Work instructions: Set down each entry from the block beneath, exactly as written.

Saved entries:
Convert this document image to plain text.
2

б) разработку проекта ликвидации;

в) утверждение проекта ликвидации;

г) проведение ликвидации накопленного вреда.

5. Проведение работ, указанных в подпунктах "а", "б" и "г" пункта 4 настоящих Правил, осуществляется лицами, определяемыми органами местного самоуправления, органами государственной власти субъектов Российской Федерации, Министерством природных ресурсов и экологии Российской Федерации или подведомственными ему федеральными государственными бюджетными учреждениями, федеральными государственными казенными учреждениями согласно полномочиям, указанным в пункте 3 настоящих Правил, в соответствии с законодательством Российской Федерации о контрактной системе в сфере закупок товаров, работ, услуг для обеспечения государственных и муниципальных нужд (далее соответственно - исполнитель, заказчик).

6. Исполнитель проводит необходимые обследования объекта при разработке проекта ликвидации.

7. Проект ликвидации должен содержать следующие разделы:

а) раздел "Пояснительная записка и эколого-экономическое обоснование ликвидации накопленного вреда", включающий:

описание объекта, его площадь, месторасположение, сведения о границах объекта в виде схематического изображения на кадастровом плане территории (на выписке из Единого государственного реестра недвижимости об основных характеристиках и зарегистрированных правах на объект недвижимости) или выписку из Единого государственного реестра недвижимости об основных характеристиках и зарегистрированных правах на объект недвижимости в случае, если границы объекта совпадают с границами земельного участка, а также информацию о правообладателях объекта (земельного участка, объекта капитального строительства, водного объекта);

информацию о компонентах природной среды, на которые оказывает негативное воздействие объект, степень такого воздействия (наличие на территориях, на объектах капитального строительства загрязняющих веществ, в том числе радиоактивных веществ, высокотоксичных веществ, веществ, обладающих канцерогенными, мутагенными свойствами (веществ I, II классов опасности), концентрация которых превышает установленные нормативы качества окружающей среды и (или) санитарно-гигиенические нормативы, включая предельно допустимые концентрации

Full solution:
Convert this document image to plain text.
2

б) разработку проекта ликвидации;

в) утверждение проекта ликвидации;

г) проведение ликвидации накопленного вреда.

5. Проведение работ, указанных в подпунктах "а", "б" и "г" пункта 4 настоящих Правил, осуществляется лицами, определяемыми органами местного самоуправления, органами государственной власти субъектов Российской Федерации, Министерством природных ресурсов и экологии Российской Федерации или подведомственными ему федеральными государственными бюджетными учреждениями, федеральными государственными казенными учреждениями согласно полномочиям, указанным в пункте 3 настоящих Правил, в соответствии с законодательством Российской Федерации о контрактной системе в сфере закупок товаров, работ, услуг для обеспечения государственных и муниципальных нужд (далее соответственно - исполнитель, заказчик).

6. Исполнитель проводит необходимые обследования объекта при разработке проекта ликвидации.

7. Проект ликвидации должен содержать следующие разделы:

а) раздел "Пояснительная записка и эколого-экономическое обоснование ликвидации накопленного вреда", включающий:

описание объекта, его площадь, месторасположение, сведения о границах объекта в виде схематического изображения на кадастровом плане территории (на выписке из Единого государственного реестра недвижимости об основных характеристиках и зарегистрированных правах на объект недвижимости) или выписку из Единого государственного реестра недвижимости об основных характеристиках и зарегистрированных правах на объект недвижимости в случае, если границы объекта совпадают с границами земельного участка, а также информацию о правообладателях объекта (земельного участка, объекта капитального строительства, водного объекта);

информацию о компонентах природной среды, на которые оказывает негативное воздействие объект, степень такого воздействия (наличие на территориях, на объектах капитального строительства загрязняющих веществ, в том числе радиоактивных веществ, высокотоксичных веществ, веществ, обладающих канцерогенными, мутагенными свойствами (веществ I, II классов опасности), концентрация которых превышает установленные нормативы качества окружающей среды и (или) санитарно-гигиенические нормативы, включая предельно допустимые концентрации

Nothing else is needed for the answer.